- [AIM OF THE TASK] Include in the output the line containing "Give me the" and each subsequent line of the records, through the end, transcribed exactly. Add nothing else.

- [SUPPLIED DATA]
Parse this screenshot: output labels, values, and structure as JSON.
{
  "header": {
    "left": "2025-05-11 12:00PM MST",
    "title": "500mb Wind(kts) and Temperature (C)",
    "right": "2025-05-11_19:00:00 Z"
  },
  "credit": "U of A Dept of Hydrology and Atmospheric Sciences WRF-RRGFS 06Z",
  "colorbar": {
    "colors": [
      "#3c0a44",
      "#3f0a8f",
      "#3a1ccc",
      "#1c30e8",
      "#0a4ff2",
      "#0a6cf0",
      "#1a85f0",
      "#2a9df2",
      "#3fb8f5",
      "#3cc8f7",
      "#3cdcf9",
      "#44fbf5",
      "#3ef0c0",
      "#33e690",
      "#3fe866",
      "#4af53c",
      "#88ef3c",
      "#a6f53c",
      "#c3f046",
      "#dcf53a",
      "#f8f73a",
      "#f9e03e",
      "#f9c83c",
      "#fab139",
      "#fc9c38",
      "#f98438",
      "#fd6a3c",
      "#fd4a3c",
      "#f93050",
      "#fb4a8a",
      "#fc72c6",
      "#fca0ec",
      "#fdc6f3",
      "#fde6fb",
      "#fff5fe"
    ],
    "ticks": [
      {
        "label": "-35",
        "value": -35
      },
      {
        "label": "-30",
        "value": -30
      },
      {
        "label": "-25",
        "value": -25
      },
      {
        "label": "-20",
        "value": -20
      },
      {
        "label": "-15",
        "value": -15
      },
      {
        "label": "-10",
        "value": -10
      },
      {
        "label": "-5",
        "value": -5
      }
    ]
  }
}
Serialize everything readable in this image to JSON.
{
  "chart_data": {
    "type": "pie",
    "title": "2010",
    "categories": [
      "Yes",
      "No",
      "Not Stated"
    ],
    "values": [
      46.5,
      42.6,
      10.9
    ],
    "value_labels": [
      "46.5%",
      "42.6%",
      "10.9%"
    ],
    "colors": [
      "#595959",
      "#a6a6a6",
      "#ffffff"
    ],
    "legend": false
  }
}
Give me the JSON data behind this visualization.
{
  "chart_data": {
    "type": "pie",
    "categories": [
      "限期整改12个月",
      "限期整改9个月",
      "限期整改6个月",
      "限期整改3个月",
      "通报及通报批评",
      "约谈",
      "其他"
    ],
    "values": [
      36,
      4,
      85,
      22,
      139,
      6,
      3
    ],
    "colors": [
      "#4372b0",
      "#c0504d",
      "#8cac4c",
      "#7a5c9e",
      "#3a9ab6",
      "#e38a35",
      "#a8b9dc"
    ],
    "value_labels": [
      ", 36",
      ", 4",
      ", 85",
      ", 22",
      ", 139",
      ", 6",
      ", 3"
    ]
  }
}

- [ANSWER TO THE PROBLEM]
Give me the JSON data behind this visualization.
{
  "chart_data": {
    "type": "pie",
    "categories": [
      "限期整改12个月",
      "限期整改9个月",
      "限期整改6个月",
      "限期整改3个月",
      "通报及通报批评",
      "约谈",
      "其他"
    ],
    "values": [
      36,
      4,
      85,
      22,
      139,
      6,
      3
    ],
    "colors": [
      "#4372b0",
      "#c0504d",
      "#8cac4c",
      "#7a5c9e",
      "#3a9ab6",
      "#e38a35",
      "#a8b9dc"
    ],
    "value_labels": [
      ", 36",
      ", 4",
      ", 85",
      ", 22",
      ", 139",
      ", 6",
      ", 3"
    ]
  }
}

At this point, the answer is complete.